[Items from a dataset]
____
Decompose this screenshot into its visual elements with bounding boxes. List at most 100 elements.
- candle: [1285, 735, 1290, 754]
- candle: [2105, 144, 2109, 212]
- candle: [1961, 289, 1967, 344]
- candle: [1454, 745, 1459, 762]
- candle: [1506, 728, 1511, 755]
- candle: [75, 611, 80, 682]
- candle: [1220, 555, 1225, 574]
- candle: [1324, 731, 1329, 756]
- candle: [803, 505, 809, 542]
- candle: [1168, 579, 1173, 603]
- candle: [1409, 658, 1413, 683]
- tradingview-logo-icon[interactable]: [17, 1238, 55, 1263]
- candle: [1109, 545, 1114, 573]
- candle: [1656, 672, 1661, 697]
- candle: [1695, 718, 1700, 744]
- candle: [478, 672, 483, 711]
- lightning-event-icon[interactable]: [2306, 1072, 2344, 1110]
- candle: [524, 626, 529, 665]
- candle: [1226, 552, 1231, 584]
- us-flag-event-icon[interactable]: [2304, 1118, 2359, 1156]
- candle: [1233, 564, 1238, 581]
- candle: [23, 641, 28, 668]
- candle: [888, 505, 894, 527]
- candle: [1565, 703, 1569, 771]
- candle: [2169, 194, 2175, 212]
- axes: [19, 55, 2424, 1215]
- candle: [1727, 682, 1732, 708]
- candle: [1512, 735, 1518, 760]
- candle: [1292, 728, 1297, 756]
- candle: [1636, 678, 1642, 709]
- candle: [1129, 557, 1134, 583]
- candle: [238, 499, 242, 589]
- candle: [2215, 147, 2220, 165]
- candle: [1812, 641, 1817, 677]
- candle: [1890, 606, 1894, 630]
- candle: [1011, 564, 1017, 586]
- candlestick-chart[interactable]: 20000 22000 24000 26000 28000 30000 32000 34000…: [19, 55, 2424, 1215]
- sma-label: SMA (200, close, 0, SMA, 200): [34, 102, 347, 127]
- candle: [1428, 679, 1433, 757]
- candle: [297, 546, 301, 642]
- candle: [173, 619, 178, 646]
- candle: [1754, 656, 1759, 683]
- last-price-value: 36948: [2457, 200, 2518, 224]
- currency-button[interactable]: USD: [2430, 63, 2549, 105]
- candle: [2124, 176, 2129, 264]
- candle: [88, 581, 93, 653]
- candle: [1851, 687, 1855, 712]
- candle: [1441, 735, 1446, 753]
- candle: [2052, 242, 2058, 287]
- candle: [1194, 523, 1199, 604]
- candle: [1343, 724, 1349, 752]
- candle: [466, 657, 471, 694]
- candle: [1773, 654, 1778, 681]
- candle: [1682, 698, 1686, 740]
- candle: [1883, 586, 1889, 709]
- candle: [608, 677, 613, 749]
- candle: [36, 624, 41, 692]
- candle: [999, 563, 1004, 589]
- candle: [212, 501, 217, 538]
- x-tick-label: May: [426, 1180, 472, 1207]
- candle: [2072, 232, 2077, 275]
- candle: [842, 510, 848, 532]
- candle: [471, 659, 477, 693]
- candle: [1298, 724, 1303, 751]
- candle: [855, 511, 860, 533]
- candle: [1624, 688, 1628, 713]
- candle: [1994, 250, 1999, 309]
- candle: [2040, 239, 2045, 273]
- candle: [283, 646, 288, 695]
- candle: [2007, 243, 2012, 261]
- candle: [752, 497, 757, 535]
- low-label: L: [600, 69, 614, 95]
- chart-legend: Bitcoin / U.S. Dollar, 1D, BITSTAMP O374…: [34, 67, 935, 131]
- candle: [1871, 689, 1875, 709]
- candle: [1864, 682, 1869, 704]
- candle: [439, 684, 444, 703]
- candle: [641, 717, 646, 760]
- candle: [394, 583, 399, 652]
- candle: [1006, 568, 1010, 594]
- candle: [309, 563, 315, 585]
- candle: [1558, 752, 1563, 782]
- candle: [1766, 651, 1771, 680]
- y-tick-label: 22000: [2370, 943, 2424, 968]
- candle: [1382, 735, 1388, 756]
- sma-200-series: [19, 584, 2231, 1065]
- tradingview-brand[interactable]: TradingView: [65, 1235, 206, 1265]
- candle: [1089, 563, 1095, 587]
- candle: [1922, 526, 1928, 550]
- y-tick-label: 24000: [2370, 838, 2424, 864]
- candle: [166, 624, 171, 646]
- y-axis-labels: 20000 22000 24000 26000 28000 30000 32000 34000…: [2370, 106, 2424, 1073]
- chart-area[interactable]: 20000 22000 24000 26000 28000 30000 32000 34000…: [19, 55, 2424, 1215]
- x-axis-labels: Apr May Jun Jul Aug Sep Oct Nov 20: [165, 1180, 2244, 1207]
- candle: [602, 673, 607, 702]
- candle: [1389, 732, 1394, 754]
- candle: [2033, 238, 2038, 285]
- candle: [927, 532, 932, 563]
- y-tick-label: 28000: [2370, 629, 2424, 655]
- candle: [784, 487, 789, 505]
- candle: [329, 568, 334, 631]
____
Required task → Reproduce every line of the listing above without any changes.

Final answer →
Decompose this screenshot into its visual elements with bounding boxes. List at most 100 elements.
- candle: [1285, 735, 1290, 754]
- candle: [2105, 144, 2109, 212]
- candle: [1961, 289, 1967, 344]
- candle: [1454, 745, 1459, 762]
- candle: [1506, 728, 1511, 755]
- candle: [75, 611, 80, 682]
- candle: [1220, 555, 1225, 574]
- candle: [1324, 731, 1329, 756]
- candle: [803, 505, 809, 542]
- candle: [1168, 579, 1173, 603]
- candle: [1409, 658, 1413, 683]
- tradingview-logo-icon[interactable]: [17, 1238, 55, 1263]
- candle: [1109, 545, 1114, 573]
- candle: [1656, 672, 1661, 697]
- candle: [1695, 718, 1700, 744]
- candle: [478, 672, 483, 711]
- lightning-event-icon[interactable]: [2306, 1072, 2344, 1110]
- candle: [524, 626, 529, 665]
- candle: [1226, 552, 1231, 584]
- us-flag-event-icon[interactable]: [2304, 1118, 2359, 1156]
- candle: [1233, 564, 1238, 581]
- candle: [23, 641, 28, 668]
- candle: [888, 505, 894, 527]
- candle: [1565, 703, 1569, 771]
- candle: [2169, 194, 2175, 212]
- axes: [19, 55, 2424, 1215]
- candle: [1727, 682, 1732, 708]
- candle: [1512, 735, 1518, 760]
- candle: [1292, 728, 1297, 756]
- candle: [1636, 678, 1642, 709]
- candle: [1129, 557, 1134, 583]
- candle: [238, 499, 242, 589]
- candle: [2215, 147, 2220, 165]
- candle: [1812, 641, 1817, 677]
- candle: [1890, 606, 1894, 630]
- candle: [1011, 564, 1017, 586]
- candlestick-chart[interactable]: 20000 22000 24000 26000 28000 30000 32000 34000…: [19, 55, 2424, 1215]
- sma-label: SMA (200, close, 0, SMA, 200): [34, 102, 347, 127]
- candle: [1428, 679, 1433, 757]
- candle: [297, 546, 301, 642]
- candle: [173, 619, 178, 646]
- candle: [1754, 656, 1759, 683]
- last-price-value: 36948: [2457, 200, 2518, 224]
- currency-button[interactable]: USD: [2430, 63, 2549, 105]
- candle: [2124, 176, 2129, 264]
- candle: [88, 581, 93, 653]
- candle: [1851, 687, 1855, 712]
- candle: [1441, 735, 1446, 753]
- candle: [2052, 242, 2058, 287]
- candle: [1194, 523, 1199, 604]
- candle: [1343, 724, 1349, 752]
- candle: [466, 657, 471, 694]
- candle: [1773, 654, 1778, 681]
- candle: [1682, 698, 1686, 740]
- candle: [1883, 586, 1889, 709]
- candle: [608, 677, 613, 749]
- candle: [36, 624, 41, 692]
- candle: [999, 563, 1004, 589]
- candle: [212, 501, 217, 538]
- x-tick-label: May: [426, 1180, 472, 1207]
- candle: [2072, 232, 2077, 275]
- candle: [842, 510, 848, 532]
- candle: [471, 659, 477, 693]
- candle: [1298, 724, 1303, 751]
- candle: [855, 511, 860, 533]
- candle: [1624, 688, 1628, 713]
- candle: [1994, 250, 1999, 309]
- candle: [2040, 239, 2045, 273]
- candle: [283, 646, 288, 695]
- candle: [2007, 243, 2012, 261]
- candle: [752, 497, 757, 535]
- low-label: L: [600, 69, 614, 95]
- chart-legend: Bitcoin / U.S. Dollar, 1D, BITSTAMP O374…: [34, 67, 935, 131]
- candle: [1871, 689, 1875, 709]
- candle: [1864, 682, 1869, 704]
- candle: [439, 684, 444, 703]
- candle: [641, 717, 646, 760]
- candle: [394, 583, 399, 652]
- candle: [1006, 568, 1010, 594]
- candle: [309, 563, 315, 585]
- candle: [1558, 752, 1563, 782]
- candle: [1766, 651, 1771, 680]
- y-tick-label: 22000: [2370, 943, 2424, 968]
- candle: [1382, 735, 1388, 756]
- sma-200-series: [19, 584, 2231, 1065]
- tradingview-brand[interactable]: TradingView: [65, 1235, 206, 1265]
- candle: [1089, 563, 1095, 587]
- candle: [1922, 526, 1928, 550]
- y-tick-label: 24000: [2370, 838, 2424, 864]
- candle: [166, 624, 171, 646]
- y-axis-labels: 20000 22000 24000 26000 28000 30000 32000 34000…: [2370, 106, 2424, 1073]
- chart-area[interactable]: 20000 22000 24000 26000 28000 30000 32000 34000…: [19, 55, 2424, 1215]
- x-axis-labels: Apr May Jun Jul Aug Sep Oct Nov 20: [165, 1180, 2244, 1207]
- candle: [602, 673, 607, 702]
- candle: [1389, 732, 1394, 754]
- candle: [2033, 238, 2038, 285]
- candle: [927, 532, 932, 563]
- y-tick-label: 28000: [2370, 629, 2424, 655]
- candle: [784, 487, 789, 505]
- candle: [329, 568, 334, 631]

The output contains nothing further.